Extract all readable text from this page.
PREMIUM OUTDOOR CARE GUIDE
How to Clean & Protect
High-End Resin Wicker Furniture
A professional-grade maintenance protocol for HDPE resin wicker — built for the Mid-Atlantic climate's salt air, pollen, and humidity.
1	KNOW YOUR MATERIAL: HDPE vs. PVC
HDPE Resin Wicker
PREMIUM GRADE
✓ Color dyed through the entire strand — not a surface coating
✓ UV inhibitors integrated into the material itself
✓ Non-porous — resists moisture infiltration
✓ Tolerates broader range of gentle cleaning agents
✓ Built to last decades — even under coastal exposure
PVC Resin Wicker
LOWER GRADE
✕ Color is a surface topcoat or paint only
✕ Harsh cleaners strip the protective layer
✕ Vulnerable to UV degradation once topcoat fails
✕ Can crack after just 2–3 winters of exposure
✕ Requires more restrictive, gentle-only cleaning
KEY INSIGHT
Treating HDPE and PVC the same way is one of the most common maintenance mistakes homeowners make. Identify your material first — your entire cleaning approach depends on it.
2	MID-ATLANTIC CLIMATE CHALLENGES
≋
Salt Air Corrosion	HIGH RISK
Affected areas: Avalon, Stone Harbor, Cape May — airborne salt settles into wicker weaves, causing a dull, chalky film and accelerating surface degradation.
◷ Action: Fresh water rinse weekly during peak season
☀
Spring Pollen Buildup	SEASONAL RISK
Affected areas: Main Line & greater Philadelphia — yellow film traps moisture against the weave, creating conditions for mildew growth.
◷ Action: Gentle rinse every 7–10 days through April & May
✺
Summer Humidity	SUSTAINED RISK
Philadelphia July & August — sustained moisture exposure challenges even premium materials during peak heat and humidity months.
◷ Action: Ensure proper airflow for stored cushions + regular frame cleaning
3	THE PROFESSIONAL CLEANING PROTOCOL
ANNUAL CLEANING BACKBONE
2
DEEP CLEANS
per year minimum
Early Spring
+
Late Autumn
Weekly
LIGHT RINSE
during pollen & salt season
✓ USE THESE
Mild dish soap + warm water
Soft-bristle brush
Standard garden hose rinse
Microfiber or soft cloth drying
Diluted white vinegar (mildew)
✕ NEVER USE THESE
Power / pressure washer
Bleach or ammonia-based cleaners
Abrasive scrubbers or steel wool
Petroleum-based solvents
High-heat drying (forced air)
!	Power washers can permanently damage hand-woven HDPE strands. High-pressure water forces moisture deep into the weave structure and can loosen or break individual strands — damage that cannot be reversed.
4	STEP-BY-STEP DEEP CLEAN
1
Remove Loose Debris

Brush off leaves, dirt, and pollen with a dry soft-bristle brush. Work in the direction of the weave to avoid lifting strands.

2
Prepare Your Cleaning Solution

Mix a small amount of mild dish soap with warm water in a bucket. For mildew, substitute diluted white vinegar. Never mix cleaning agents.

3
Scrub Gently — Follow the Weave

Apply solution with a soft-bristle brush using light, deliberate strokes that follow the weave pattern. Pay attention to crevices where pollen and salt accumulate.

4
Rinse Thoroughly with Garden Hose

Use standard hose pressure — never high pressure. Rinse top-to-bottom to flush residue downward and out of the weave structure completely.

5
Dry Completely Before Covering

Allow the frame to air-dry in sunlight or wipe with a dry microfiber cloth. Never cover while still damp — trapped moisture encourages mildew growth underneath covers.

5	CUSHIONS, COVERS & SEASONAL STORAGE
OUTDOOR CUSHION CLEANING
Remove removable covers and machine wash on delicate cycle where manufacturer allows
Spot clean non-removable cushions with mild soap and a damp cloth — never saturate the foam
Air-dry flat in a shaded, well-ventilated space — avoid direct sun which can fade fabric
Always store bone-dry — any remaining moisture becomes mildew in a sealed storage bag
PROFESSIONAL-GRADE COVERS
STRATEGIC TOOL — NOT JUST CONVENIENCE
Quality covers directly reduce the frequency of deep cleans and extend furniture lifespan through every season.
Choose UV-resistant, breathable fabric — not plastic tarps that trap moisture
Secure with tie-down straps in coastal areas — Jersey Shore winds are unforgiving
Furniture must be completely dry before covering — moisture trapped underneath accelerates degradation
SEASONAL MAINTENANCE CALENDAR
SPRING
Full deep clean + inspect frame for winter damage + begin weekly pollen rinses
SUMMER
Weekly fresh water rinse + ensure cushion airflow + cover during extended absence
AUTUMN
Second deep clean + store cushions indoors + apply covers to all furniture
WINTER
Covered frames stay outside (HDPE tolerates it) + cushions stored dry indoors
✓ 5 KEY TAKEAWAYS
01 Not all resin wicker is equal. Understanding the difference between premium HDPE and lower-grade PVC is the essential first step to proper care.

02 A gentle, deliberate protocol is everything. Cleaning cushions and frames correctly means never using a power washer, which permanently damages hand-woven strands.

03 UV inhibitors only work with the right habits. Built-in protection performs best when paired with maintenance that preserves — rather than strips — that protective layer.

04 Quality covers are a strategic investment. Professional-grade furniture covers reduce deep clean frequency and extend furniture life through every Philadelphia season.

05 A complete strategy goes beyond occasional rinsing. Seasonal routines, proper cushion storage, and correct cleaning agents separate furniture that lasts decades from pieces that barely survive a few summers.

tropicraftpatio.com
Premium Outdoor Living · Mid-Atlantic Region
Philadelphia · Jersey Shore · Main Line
________________
Find each line holding the string "growth" and copy it out.

Affected areas: Main Line & greater Philadelphia — yellow film traps moisture against the weave, creating conditions for mildew growth.
Allow the frame to air-dry in sunlight or wipe with a dry microfiber cloth. Never cover while still damp — trapped moisture encourages mildew growth underneath covers.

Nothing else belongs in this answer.